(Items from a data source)

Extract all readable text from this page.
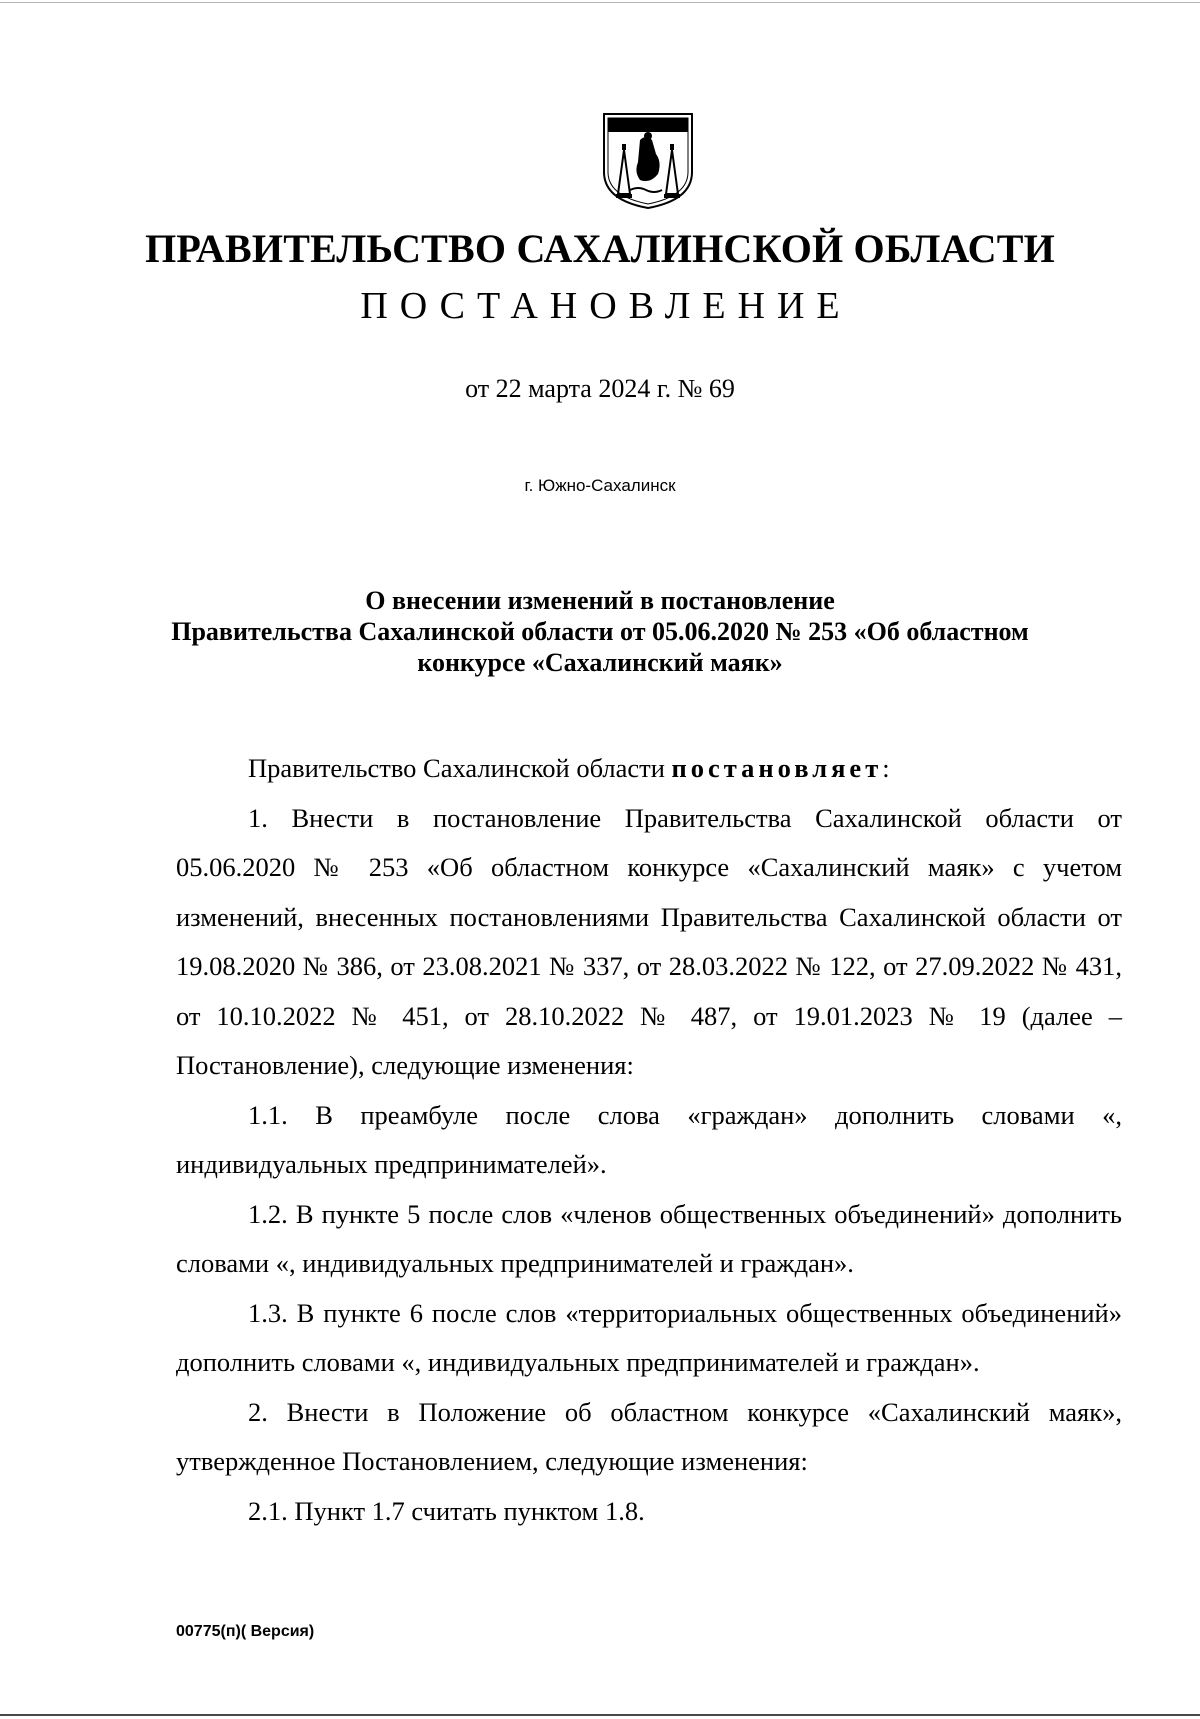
ПРАВИТЕЛЬСТВО САХАЛИНСКОЙ ОБЛАСТИ
ПОСТАНОВЛЕНИЕ
от 22 марта 2024 г. № 69
г. Южно-Сахалинск
О внесении изменений в постановление
Правительства Сахалинской области от 05.06.2020 № 253 «Об областном
конкурсе «Сахалинский маяк»

Правительство Сахалинской области постановляет:

1. Внести в постановление Правительства Сахалинской области от 05.06.2020 № 253 «Об областном конкурсе «Сахалинский маяк» с учетом изменений, внесенных постановлениями Правительства Сахалинской области от 19.08.2020 № 386, от 23.08.2021 № 337, от 28.03.2022 № 122, от 27.09.2022 № 431, от 10.10.2022 № 451, от 28.10.2022 № 487, от 19.01.2023 № 19 (далее – Постановление), следующие изменения:

1.1. В преамбуле после слова «граждан» дополнить словами «, индивидуальных предпринимателей».

1.2. В пункте 5 после слов «членов общественных объединений» дополнить словами «, индивидуальных предпринимателей и граждан».

1.3. В пункте 6 после слов «территориальных общественных объединений» дополнить словами «, индивидуальных предпринимателей и граждан».

2. Внести в Положение об областном конкурсе «Сахалинский маяк», утвержденное Постановлением, следующие изменения:

2.1. Пункт 1.7 считать пунктом 1.8.

00775(п)( Версия)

TASK INSTRUCTIONS >>
Repeat the material above word for word, please, apart from its images.

EXERCISE RESPONSE >>
Extract all readable text from this page.
ПРАВИТЕЛЬСТВО САХАЛИНСКОЙ ОБЛАСТИ
ПОСТАНОВЛЕНИЕ
от 22 марта 2024 г. № 69
г. Южно-Сахалинск
О внесении изменений в постановление
Правительства Сахалинской области от 05.06.2020 № 253 «Об областном
конкурсе «Сахалинский маяк»

Правительство Сахалинской области постановляет:

1. Внести в постановление Правительства Сахалинской области от 05.06.2020 № 253 «Об областном конкурсе «Сахалинский маяк» с учетом изменений, внесенных постановлениями Правительства Сахалинской области от 19.08.2020 № 386, от 23.08.2021 № 337, от 28.03.2022 № 122, от 27.09.2022 № 431, от 10.10.2022 № 451, от 28.10.2022 № 487, от 19.01.2023 № 19 (далее – Постановление), следующие изменения:

1.1. В преамбуле после слова «граждан» дополнить словами «, индивидуальных предпринимателей».

1.2. В пункте 5 после слов «членов общественных объединений» дополнить словами «, индивидуальных предпринимателей и граждан».

1.3. В пункте 6 после слов «территориальных общественных объединений» дополнить словами «, индивидуальных предпринимателей и граждан».

2. Внести в Положение об областном конкурсе «Сахалинский маяк», утвержденное Постановлением, следующие изменения:

2.1. Пункт 1.7 считать пунктом 1.8.

00775(п)( Версия)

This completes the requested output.